Enunciado => Expresa las entradas que van desde el principio hasta la línea que contiene "The red light source 110 is at (220, 640).", ambas incluidas, como un CSV de dos columnas llamadas texto y respuesta. Pon una fila por cada entrada con su texto y su respuesta, cada uno en un solo campo entre comillas y con los saltos de línea convertidos en espacios.
----
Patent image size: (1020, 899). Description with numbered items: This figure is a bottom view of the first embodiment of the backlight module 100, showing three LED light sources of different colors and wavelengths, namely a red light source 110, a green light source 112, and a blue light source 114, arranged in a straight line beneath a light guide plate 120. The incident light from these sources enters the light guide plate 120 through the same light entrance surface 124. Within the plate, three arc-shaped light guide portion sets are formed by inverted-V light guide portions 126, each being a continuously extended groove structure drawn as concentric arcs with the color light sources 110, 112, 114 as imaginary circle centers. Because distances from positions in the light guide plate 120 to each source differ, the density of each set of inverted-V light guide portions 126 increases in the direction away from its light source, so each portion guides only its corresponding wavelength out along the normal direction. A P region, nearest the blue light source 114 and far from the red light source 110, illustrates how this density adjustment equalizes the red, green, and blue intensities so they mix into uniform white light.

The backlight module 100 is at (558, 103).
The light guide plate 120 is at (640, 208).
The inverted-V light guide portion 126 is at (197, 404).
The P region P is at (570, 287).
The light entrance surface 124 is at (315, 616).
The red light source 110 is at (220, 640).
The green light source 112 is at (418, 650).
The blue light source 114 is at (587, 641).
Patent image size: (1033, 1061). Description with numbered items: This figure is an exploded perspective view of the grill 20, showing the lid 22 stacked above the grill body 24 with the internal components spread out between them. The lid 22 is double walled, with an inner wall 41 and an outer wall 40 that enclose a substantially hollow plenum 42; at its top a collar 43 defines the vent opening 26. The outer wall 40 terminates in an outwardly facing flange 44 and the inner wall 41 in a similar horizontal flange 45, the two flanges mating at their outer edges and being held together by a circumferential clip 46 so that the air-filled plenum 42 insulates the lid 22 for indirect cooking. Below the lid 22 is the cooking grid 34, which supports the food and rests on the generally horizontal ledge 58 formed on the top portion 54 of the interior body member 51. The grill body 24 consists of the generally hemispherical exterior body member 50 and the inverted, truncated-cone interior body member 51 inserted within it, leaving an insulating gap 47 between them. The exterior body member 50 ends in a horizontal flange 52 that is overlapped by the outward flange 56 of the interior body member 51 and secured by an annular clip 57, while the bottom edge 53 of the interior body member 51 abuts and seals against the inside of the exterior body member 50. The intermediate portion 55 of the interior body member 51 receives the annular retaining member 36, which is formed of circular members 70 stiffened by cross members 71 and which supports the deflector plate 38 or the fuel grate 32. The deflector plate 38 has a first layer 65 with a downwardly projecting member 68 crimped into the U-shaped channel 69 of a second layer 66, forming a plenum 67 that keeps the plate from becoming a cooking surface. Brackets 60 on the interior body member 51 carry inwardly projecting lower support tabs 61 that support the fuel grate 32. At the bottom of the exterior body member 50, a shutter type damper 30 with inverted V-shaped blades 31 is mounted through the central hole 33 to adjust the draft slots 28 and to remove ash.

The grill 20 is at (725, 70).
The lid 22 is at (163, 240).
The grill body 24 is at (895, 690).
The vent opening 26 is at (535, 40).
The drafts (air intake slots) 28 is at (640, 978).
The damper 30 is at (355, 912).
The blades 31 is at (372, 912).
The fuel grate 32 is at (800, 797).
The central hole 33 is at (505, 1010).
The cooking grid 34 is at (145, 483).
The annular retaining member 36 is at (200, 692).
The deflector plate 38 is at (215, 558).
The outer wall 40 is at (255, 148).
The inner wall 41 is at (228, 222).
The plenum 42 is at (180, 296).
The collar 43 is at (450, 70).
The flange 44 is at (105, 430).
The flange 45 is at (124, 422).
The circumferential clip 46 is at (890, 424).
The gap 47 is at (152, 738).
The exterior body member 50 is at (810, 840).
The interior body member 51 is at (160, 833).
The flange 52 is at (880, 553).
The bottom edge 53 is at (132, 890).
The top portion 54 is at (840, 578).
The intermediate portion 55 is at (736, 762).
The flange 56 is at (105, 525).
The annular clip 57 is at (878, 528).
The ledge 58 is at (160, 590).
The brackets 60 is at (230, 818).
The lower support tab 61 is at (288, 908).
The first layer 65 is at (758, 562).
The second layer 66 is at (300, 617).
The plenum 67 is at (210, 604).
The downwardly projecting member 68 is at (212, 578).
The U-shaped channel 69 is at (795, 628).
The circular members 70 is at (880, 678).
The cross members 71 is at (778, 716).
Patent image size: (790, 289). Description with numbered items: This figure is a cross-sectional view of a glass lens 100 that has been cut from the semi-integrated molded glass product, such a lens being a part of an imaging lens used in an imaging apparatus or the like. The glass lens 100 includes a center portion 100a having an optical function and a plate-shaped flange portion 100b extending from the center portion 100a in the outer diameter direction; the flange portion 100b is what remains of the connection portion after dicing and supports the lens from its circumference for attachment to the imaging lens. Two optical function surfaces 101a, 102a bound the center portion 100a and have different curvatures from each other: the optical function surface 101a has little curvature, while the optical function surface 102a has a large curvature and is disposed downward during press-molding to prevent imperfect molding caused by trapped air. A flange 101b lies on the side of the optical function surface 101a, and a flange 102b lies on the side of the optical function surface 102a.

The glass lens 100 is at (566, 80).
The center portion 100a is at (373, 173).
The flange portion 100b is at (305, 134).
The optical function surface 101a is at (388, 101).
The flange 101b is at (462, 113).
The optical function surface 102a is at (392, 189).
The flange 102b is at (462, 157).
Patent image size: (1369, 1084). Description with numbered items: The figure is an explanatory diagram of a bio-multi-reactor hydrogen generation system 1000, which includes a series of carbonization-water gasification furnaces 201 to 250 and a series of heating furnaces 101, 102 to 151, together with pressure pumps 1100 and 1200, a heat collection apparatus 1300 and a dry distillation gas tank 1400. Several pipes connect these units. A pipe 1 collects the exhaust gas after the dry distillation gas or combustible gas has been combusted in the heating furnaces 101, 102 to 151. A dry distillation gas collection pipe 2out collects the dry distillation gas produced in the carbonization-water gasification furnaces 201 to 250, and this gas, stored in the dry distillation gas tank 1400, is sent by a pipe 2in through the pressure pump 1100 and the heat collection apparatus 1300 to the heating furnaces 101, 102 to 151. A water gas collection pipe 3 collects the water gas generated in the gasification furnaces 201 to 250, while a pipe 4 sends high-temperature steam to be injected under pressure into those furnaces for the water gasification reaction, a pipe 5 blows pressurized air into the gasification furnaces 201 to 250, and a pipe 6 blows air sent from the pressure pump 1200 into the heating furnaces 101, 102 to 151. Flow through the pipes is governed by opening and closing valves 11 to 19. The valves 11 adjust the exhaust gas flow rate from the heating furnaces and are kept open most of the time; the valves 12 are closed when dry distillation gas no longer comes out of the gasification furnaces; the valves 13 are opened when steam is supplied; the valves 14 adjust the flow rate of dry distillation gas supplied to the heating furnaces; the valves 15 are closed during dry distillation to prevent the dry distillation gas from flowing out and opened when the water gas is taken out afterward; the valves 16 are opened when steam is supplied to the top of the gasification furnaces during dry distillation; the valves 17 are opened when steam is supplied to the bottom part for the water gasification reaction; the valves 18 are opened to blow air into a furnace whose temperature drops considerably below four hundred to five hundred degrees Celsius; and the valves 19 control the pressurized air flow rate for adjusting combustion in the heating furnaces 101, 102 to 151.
----
Resultado completo =>
texto,respuesta
"Patent image size: (1020, 899). Description with numbered items: This figure is a bottom view of the first embodiment of the backlight module 100, showing three LED light sources of different colors and wavelengths, namely a red light source 110, a green light source 112, and a blue light source 114, arranged in a straight line beneath a light guide plate 120. The incident light from these sources enters the light guide plate 120 through the same light entrance surface 124. Within the plate, three arc-shaped light guide portion sets are formed by inverted-V light guide portions 126, each being a continuously extended groove structure drawn as concentric arcs with the color light sources 110, 112, 114 as imaginary circle centers. Because distances from positions in the light guide plate 120 to each source differ, the density of each set of inverted-V light guide portions 126 increases in the direction away from its light source, so each portion guides only its corresponding wavelength out along the normal direction. A P region, nearest the blue light source 114 and far from the red light source 110, illustrates how this density adjustment equalizes the red, green, and blue intensities so they mix into uniform white light.","The backlight module 100 is at (558, 103). The light guide plate 120 is at (640, 208). The inverted-V light guide portion 126 is at (197, 404). The P region P is at (570, 287). The light entrance surface 124 is at (315, 616). The red light source 110 is at (220, 640)."